▶ _What is required_
Exactly as written, quote every line that follows, skipping the images.

Extracted data entries
* * *

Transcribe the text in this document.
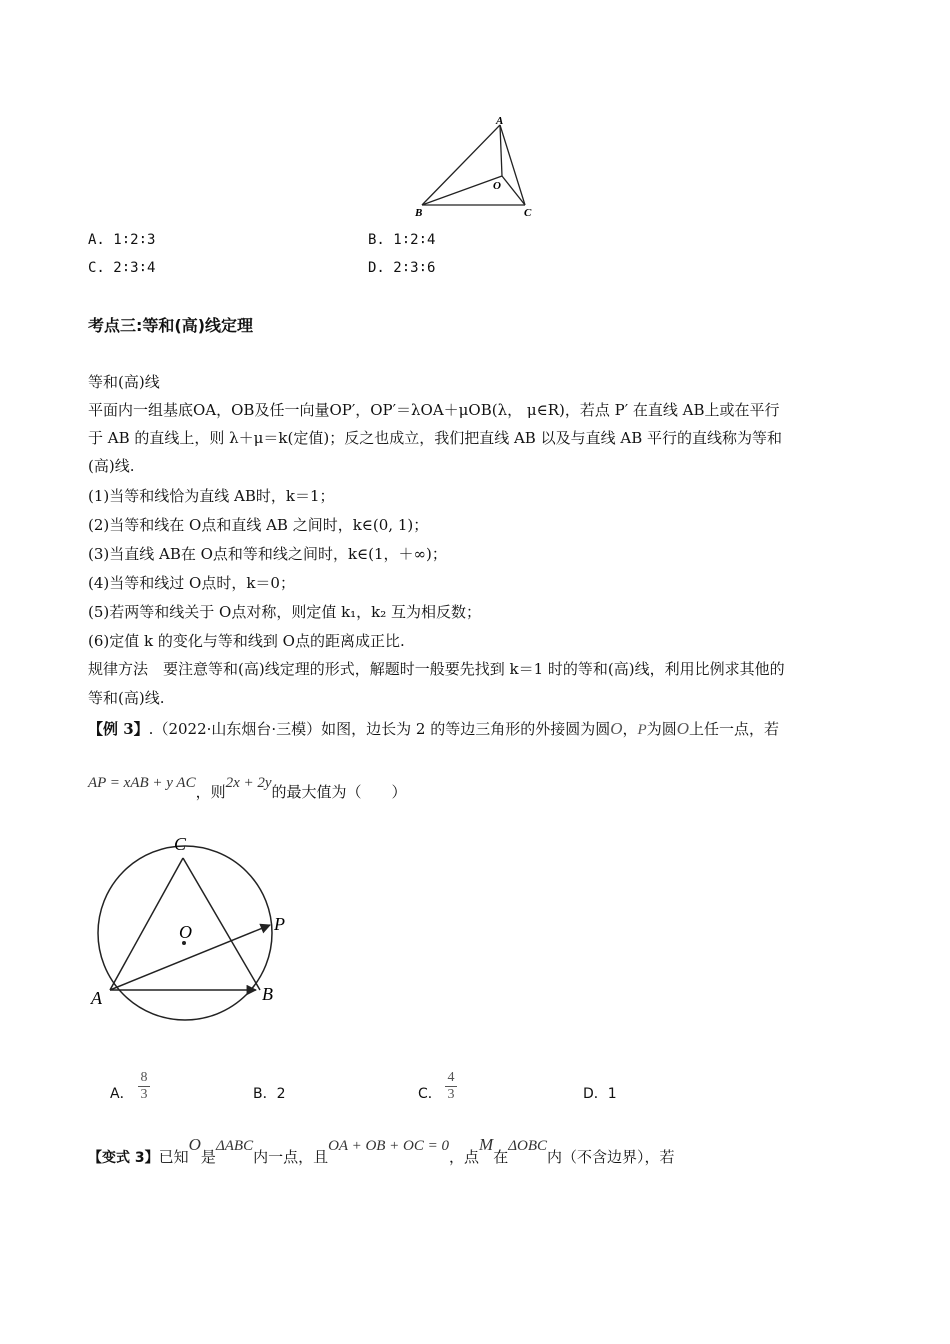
A
B	C
O
A. 1∶2∶3	B. 1∶2∶4
C. 2∶3∶4	D. 2∶3∶6
考点三:等和(高)线定理
等和(高)线
平面内一组基底OA，OB及任一向量OP′，OP′＝λOA＋μOB(λ， μ∈R)，若点 P′ 在直线 AB上或在平行
于 AB 的直线上，则 λ＋μ＝k(定值)；反之也成立，我们把直线 AB 以及与直线 AB 平行的直线称为等和
(高)线.
(1)当等和线恰为直线 AB时，k＝1；
(2)当等和线在 O点和直线 AB 之间时，k∈(0, 1)；
(3)当直线 AB在 O点和等和线之间时，k∈(1，＋∞)；
(4)当等和线过 O点时，k＝0；
(5)若两等和线关于 O点对称，则定值 k₁，k₂ 互为相反数；
(6)定值 k 的变化与等和线到 O点的距离成正比.
规律方法　要注意等和(高)线定理的形式，解题时一般要先找到 k＝1 时的等和(高)线，利用比例求其他的
等和(高)线.
【例 3】.（2022·山东烟台·三模）如图，边长为 2 的等边三角形的外接圆为圆O，P为圆O上任一点，若
AP = xAB + y AC，则2x + 2y的最大值为（　　）
C
O	P
A	B
A．
8
3	B．2	C．
4
3	D．1
【变式 3】已知O是ΔABC内一点，且OA + OB + OC = 0，点M在ΔOBC内（不含边界），若
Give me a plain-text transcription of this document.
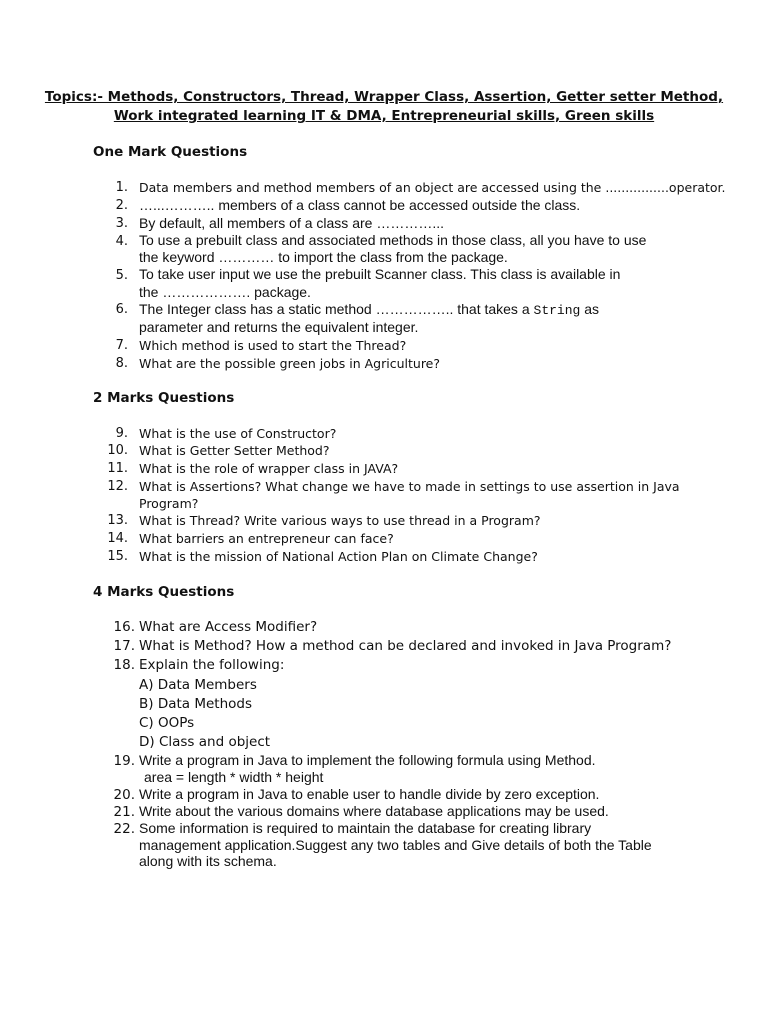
Topics:- Methods, Constructors, Thread, Wrapper Class, Assertion, Getter setter Method,
Work integrated learning IT & DMA, Entrepreneurial skills, Green skills
One Mark Questions
1. Data members and method members of an object are accessed using the ................operator.
2. …...……….. members of a class cannot be accessed outside the class.
3. By default, all members of a class are …………...
4. To use a prebuilt class and associated methods in those class, all you have to use
the keyword ………… to import the class from the package.
5. To take user input we use the prebuilt Scanner class. This class is available in
the ………………. package.
6. The Integer class has a static method …………….. that takes a String as
parameter and returns the equivalent integer.
7. Which method is used to start the Thread?
8. What are the possible green jobs in Agriculture?
2 Marks Questions
9. What is the use of Constructor?
10. What is Getter Setter Method?
11. What is the role of wrapper class in JAVA?
12. What is Assertions? What change we have to made in settings to use assertion in Java
Program?
13. What is Thread? Write various ways to use thread in a Program?
14. What barriers an entrepreneur can face?
15. What is the mission of National Action Plan on Climate Change?
4 Marks Questions
16. What are Access Modifier?
17. What is Method? How a method can be declared and invoked in Java Program?
18. Explain the following:
A) Data Members
B) Data Methods
C) OOPs
D) Class and object
19. Write a program in Java to implement the following formula using Method.
area = length * width * height
20. Write a program in Java to enable user to handle divide by zero exception.
21. Write about the various domains where database applications may be used.
22. Some information is required to maintain the database for creating library
management application.Suggest any two tables and Give details of both the Table
along with its schema.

* * *

▶ _Output of the task_
Transcribe the text in this document.
A
B	C
O
A. 1∶2∶3	B. 1∶2∶4
C. 2∶3∶4	D. 2∶3∶6
考点三:等和(高)线定理
等和(高)线
平面内一组基底OA，OB及任一向量OP′，OP′＝λOA＋μOB(λ， μ∈R)，若点 P′ 在直线 AB上或在平行
于 AB 的直线上，则 λ＋μ＝k(定值)；反之也成立，我们把直线 AB 以及与直线 AB 平行的直线称为等和
(高)线.
(1)当等和线恰为直线 AB时，k＝1；
(2)当等和线在 O点和直线 AB 之间时，k∈(0, 1)；
(3)当直线 AB在 O点和等和线之间时，k∈(1，＋∞)；
(4)当等和线过 O点时，k＝0；
(5)若两等和线关于 O点对称，则定值 k₁，k₂ 互为相反数；
(6)定值 k 的变化与等和线到 O点的距离成正比.
规律方法　要注意等和(高)线定理的形式，解题时一般要先找到 k＝1 时的等和(高)线，利用比例求其他的
等和(高)线.
【例 3】.（2022·山东烟台·三模）如图，边长为 2 的等边三角形的外接圆为圆O，P为圆O上任一点，若
AP = xAB + y AC，则2x + 2y的最大值为（　　）
C
O	P
A	B
A．
8
3	B．2	C．
4
3	D．1
【变式 3】已知O是ΔABC内一点，且OA + OB + OC = 0，点M在ΔOBC内（不含边界），若
Give me a plain-text transcription of this document.
Topics:- Methods, Constructors, Thread, Wrapper Class, Assertion, Getter setter Method,
Work integrated learning IT & DMA, Entrepreneurial skills, Green skills
One Mark Questions
1. Data members and method members of an object are accessed using the ................operator.
2. …...……….. members of a class cannot be accessed outside the class.
3. By default, all members of a class are …………...
4. To use a prebuilt class and associated methods in those class, all you have to use
the keyword ………… to import the class from the package.
5. To take user input we use the prebuilt Scanner class. This class is available in
the ………………. package.
6. The Integer class has a static method …………….. that takes a String as
parameter and returns the equivalent integer.
7. Which method is used to start the Thread?
8. What are the possible green jobs in Agriculture?
2 Marks Questions
9. What is the use of Constructor?
10. What is Getter Setter Method?
11. What is the role of wrapper class in JAVA?
12. What is Assertions? What change we have to made in settings to use assertion in Java
Program?
13. What is Thread? Write various ways to use thread in a Program?
14. What barriers an entrepreneur can face?
15. What is the mission of National Action Plan on Climate Change?
4 Marks Questions
16. What are Access Modifier?
17. What is Method? How a method can be declared and invoked in Java Program?
18. Explain the following:
A) Data Members
B) Data Methods
C) OOPs
D) Class and object
19. Write a program in Java to implement the following formula using Method.
area = length * width * height
20. Write a program in Java to enable user to handle divide by zero exception.
21. Write about the various domains where database applications may be used.
22. Some information is required to maintain the database for creating library
management application.Suggest any two tables and Give details of both the Table
along with its schema.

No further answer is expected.